PROBLEM 1:
From the passage on Bryan Clay's Skype call, reproduce the part that opens with the words containing "K-Beach Elementary behavioral" and closes with "as an example.".
PROBLEM 2:
In the passage on Bryan Clay's Skype call, who invited Clay to Skype with the fourth graders?
PROBLEM 3:
Pick up the article about Bryan Clay's Skype call with the fourth graders where it stops, and keep writing it.

───── PASSAGE

Before heading out to the kickball field, the fourth graders chatted on Friday with a decathlete who has competed in larger venues. Bryan Clay — silver medalist in the 2004 Athens Olympics, gold medalist in Bejing in 2008, and world decathlon champion in the 2005 International Association of Athletics Federation competition — spoke to the class by Skype from California.
K-Beach Elementary behavioral interventionist Janae Van Slyke had gone to church with Clay’s wife in Washington. After learning about the fourth grade decathlon, she got in touch with Clay and invited him to Skype with the students.
Clay said it was possible for the fourth graders to do anything they dreamed of doing, using his own childhood in Hawaii as an example.
“The reason I know it’s possible for you is that I’ve been able to do it myself,” Clay said. “And if I can do it — coming from some of the same background as some of you and dealing with some of the same things you guys have to deal with — I know for a fact any of you can it as well.”

──────────
───── EXERCISE DATA

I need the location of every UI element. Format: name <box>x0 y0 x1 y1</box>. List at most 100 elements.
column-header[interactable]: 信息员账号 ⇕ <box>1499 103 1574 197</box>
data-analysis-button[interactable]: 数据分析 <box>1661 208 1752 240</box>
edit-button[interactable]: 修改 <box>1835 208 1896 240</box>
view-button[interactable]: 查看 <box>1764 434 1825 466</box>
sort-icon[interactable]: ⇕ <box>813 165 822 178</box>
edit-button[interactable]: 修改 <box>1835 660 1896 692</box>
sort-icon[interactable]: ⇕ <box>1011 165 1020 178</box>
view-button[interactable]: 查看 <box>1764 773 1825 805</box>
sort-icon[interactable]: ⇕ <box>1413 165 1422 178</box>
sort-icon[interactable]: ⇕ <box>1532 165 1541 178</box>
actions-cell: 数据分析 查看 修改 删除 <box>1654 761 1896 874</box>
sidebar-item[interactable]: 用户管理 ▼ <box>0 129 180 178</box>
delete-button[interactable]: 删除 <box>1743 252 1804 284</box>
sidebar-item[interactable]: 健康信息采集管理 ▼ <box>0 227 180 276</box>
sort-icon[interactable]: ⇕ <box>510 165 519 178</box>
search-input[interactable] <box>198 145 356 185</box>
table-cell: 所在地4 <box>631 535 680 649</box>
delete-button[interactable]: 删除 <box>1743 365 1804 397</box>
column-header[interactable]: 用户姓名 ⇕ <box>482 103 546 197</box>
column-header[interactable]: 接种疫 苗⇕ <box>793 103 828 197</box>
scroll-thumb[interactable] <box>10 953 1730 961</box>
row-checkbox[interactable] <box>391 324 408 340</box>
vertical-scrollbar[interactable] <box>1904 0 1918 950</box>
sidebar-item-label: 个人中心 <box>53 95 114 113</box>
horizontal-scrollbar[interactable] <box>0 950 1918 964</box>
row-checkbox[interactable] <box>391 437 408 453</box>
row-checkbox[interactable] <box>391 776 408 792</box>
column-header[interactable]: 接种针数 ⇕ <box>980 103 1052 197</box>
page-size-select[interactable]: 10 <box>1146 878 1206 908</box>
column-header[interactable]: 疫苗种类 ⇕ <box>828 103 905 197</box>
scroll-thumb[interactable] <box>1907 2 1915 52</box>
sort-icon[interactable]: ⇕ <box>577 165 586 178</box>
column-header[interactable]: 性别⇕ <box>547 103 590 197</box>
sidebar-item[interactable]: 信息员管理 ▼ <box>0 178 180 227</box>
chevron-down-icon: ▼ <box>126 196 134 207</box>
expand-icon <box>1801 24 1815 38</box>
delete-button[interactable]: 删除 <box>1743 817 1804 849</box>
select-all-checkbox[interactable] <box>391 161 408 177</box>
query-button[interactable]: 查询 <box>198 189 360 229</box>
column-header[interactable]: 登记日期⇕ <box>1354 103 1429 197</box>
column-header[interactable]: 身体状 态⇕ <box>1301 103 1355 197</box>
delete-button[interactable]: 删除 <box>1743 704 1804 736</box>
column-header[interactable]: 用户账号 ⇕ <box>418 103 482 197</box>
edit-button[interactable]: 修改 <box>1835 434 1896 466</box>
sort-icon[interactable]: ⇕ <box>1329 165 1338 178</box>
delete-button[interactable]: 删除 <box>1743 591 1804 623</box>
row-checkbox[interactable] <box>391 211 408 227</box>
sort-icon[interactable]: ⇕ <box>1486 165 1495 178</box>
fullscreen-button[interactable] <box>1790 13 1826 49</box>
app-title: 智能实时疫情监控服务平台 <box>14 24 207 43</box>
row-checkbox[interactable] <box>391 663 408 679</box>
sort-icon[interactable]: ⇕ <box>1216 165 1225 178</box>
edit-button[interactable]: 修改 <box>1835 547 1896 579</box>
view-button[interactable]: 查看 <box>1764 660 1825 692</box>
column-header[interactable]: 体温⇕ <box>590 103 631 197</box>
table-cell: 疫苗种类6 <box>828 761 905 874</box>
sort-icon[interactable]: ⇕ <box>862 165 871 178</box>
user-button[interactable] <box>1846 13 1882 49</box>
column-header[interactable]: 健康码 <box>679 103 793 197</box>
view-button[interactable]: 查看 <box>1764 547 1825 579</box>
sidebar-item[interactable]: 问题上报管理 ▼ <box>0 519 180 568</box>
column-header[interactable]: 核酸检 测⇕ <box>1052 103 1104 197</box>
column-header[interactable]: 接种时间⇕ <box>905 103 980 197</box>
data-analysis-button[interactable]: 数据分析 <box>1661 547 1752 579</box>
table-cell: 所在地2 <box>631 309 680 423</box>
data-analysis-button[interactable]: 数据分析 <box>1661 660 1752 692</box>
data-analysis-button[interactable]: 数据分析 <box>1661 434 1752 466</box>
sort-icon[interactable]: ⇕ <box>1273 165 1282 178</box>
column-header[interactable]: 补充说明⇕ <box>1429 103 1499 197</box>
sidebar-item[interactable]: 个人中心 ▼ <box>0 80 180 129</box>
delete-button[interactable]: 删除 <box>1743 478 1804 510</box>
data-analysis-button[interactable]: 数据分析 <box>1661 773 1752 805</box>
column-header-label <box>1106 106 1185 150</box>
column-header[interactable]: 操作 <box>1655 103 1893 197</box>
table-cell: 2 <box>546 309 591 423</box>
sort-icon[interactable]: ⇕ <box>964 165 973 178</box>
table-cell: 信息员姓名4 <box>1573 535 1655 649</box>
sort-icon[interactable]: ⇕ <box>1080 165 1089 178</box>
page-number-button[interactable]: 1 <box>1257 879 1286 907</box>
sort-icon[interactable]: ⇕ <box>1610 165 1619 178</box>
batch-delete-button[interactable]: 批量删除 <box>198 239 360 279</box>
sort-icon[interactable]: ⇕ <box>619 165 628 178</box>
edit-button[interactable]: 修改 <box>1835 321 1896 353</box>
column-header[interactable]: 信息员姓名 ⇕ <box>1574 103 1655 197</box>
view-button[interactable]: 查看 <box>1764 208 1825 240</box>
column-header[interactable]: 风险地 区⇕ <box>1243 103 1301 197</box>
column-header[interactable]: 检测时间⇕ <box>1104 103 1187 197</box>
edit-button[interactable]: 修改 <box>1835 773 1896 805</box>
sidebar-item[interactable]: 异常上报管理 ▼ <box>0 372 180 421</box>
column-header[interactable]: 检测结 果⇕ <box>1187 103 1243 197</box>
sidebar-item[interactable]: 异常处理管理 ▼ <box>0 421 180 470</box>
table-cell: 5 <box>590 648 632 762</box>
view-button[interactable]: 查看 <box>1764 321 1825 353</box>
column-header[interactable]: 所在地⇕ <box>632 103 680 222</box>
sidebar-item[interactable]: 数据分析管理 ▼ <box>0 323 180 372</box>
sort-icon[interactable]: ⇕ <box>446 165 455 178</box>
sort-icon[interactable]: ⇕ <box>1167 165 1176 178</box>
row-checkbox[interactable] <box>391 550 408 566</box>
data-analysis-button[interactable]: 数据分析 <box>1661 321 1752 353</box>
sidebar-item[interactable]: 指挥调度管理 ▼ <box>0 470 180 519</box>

──────────

RESPONSE 1:
K-Beach Elementary behavioral interventionist Janae Van Slyke had gone to church with Clay’s wife in Washington. After learning about the fourth grade decathlon, she got in touch with Clay and invited him to Skype with the students.
Clay said it was possible for the fourth graders to do anything they dreamed of doing, using his own childhood in Hawaii as an example.

RESPONSE 2:
Janae Van Slyke, a behavioral interventionist at K-Beach Elementary.

RESPONSE 3:
Clay said he had first wanted to become an Olympian after seeing the Olympics at the age of eight.
“I was watching the Olympics with my mom and dad, and I said ‘Mom, that’s what I want to do when I get older,’” Clay said. But I didn’t get started in track and field right away.”
Instead, he said his training was delayed until he was 12 because of financial problems and his parents’ divorce. A student asked Clay if he’d ever been in foster care. He hadn’t, but added “I’ve dealt with some crazy things.” Christianity and church support, he said, helped him through a difficult youth.
One girl asked why he’d wanted to be in the Olympics.
“I wanted to be in the Olympics because I loved the idea that you were down in the bottom of a stadium with thousands of thousands of people, and when you competed, they were all watching you,” Clay said. “I liked that attention of it, and if you won, you got a gold medal which was really cool, and you got to be on T.V. That was fun. And I thought it was really cool to be able to say you were one of the best in the world. I loved the idea of being the best in the world, so I went ahead and did that.”
The competition brought stress, too, Clay said.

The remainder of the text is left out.